Source excerpt:
_ _ _ _ _ _ _

Authority For Advance Rulings (Income Tax), New Delhi
Wavefield Inseis Asa, In Re
Section : 245R
P.K. Balasubramanyan, J. And V.K. Shridhar, Member
A. A. R. No. 951 Of 2010
February 2, 2012
1. In our order in AAR No. 1009 of 2010 (SEPCO III Electric Power Construction Corpn., In re  340 ITR 225/ 13 taxmann.com 158/202 Taxman 149 (AAR – New Delhi), we had taken the view that if the applicant before this Authority had already filed a return of income involving the amount arising out of the identical transaction on which a question for our ruling is raised by filing an application under section 245Q(1) of the Income-tax Act, 1961, the application before the Authority for Advance Rulings will be barred by clause (i) of the proviso to section 245R(2) of the Act and the application will have to be rejected. On an application made by the applicant therein before this Authority to review or reconsider the correctness of that view, after considering the relevant aspects pointed out, this Authority again reiterated its view. The correctness of this view so taken is again sought to be canvassed in this application and the other applications heard along with it containing similar fact situation.
2. The applicant before us filed its return of income under section 139(1) of the Act on September 30, 2009. The transactions based on which rulings on various questions are sought, was entered into on November 24, 2008. The application for Advance Rulings before this Authority was filed on May 21, 2010, raising certain questions as contemplated by the relevant provisions of the Act and the Rules framed.

_ _ _ _ _ _ _

Record set:
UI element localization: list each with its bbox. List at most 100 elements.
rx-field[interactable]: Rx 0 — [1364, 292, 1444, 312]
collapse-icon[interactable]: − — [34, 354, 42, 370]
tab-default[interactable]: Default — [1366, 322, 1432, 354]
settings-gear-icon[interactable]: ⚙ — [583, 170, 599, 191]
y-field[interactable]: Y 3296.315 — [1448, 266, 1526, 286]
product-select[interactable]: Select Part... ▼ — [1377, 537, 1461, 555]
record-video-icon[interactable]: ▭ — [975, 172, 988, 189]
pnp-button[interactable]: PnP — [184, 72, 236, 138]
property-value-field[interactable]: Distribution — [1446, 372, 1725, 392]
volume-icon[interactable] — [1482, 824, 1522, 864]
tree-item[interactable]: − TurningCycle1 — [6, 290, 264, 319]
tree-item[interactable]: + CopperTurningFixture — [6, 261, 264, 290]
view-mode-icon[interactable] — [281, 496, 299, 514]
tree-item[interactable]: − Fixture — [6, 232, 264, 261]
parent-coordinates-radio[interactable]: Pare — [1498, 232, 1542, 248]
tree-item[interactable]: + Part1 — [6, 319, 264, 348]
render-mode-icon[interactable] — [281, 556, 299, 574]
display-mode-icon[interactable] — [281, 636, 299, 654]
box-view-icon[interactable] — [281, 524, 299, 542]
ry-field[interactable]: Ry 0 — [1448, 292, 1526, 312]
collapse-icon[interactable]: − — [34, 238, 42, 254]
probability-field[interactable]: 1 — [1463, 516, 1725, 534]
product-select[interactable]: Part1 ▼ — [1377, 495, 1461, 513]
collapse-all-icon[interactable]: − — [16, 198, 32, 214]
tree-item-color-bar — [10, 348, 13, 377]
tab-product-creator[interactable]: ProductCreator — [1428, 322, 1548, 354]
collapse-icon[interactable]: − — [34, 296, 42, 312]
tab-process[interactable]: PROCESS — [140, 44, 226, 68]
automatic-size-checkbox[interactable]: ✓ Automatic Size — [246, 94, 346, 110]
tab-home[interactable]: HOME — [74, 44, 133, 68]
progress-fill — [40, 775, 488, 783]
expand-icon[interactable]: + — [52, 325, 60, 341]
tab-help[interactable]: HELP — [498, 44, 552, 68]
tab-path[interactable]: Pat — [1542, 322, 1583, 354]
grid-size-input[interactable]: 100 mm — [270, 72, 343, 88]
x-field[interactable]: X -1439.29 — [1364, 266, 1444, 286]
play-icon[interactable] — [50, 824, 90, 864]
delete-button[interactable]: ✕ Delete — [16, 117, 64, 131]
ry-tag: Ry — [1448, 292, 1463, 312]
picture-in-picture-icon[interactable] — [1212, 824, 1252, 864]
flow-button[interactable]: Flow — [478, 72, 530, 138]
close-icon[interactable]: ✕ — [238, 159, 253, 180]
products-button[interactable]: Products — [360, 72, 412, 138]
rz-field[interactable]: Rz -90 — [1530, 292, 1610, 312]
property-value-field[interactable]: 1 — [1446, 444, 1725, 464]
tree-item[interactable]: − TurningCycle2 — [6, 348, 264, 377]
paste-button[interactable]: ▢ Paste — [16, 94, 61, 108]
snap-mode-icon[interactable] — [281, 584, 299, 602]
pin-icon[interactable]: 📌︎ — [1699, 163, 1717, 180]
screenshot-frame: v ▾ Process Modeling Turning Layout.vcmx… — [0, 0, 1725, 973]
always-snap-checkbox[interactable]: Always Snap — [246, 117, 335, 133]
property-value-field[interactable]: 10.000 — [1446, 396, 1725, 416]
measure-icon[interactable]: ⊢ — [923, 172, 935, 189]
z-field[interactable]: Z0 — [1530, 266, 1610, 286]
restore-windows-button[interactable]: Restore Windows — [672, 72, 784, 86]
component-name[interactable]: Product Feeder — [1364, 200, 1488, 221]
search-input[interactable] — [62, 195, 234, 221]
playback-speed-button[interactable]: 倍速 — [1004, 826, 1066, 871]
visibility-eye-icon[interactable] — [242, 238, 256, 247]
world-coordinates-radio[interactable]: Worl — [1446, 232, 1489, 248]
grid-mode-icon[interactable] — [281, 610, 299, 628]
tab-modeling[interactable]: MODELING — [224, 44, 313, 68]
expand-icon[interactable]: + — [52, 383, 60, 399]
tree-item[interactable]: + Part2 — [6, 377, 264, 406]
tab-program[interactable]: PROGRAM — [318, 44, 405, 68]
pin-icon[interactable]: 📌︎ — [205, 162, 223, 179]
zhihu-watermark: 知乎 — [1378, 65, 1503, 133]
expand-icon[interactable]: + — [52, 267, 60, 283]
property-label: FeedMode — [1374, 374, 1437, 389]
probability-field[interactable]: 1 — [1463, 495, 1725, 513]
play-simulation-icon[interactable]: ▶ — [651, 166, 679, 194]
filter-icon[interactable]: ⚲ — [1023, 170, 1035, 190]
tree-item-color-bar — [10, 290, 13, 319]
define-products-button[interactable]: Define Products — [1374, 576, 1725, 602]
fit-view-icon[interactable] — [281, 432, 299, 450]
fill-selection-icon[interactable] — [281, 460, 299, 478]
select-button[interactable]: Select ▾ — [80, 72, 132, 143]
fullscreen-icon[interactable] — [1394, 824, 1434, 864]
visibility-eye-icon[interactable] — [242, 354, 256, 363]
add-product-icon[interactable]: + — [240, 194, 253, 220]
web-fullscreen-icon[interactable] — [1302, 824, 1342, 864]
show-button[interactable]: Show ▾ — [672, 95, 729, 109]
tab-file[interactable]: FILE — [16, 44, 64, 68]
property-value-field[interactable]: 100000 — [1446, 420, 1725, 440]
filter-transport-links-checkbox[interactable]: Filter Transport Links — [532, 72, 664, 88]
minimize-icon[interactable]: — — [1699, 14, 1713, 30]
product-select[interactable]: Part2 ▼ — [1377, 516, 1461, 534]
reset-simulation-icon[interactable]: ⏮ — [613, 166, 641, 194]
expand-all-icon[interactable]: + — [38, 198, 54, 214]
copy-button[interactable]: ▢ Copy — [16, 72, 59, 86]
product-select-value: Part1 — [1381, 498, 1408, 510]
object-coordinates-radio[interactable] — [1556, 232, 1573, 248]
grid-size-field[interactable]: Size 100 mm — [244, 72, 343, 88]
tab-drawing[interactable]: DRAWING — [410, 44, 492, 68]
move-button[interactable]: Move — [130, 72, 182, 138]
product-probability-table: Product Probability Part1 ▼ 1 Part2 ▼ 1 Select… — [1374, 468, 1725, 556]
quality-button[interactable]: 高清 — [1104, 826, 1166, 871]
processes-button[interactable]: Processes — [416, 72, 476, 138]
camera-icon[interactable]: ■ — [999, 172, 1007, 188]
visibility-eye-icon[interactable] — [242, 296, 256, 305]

_ _ _ _ _ _ _

Task objective: Continue the Wavefield Inseis advance ruling from its last sentence.

The response:
3. The view taken in SEPCO III order was that the applicant having filed a return of income, the question regarding the chargeability of the amount paid or recovered under a particular transaction during the assessment year, would arise for consideration and decision before the Assessing Officer and, consequently, an application, for a ruling on the payment under that transaction, would be barred for the reason that the question raised in the application before this Authority was already pending before an income-tax authority within the meaning of clause (i) of the proviso to section 245R(2) of the Act. The proviso, as we see it, divests this Authority of jurisdiction in cases where its jurisdiction could be invoked by a qualified applicant, in three situations. The first is when the question on which a ruling is sought, is already pending before any income-tax authority or Appellate Tribunal or any court. The second is when the question involves determination of fair market value of any property. The third is where the question relates to a transaction or issue which is designed prima facie for the avoidance of income-tax. When any one of those conditions is satisfied, obviously, this Authority has to decline jurisdiction and has to reject the application. Of course, as an authority constituted under a statute, this Authority may have a jurisdiction to decline a ruling even when one of these clauses in the proviso is not attracted or one of them is not strictly satisfied (See the ruling in Microsoft Operations Pte. Ltd., In re  310 ITR 408/178 Taxman 328 (AAR – New Delhi).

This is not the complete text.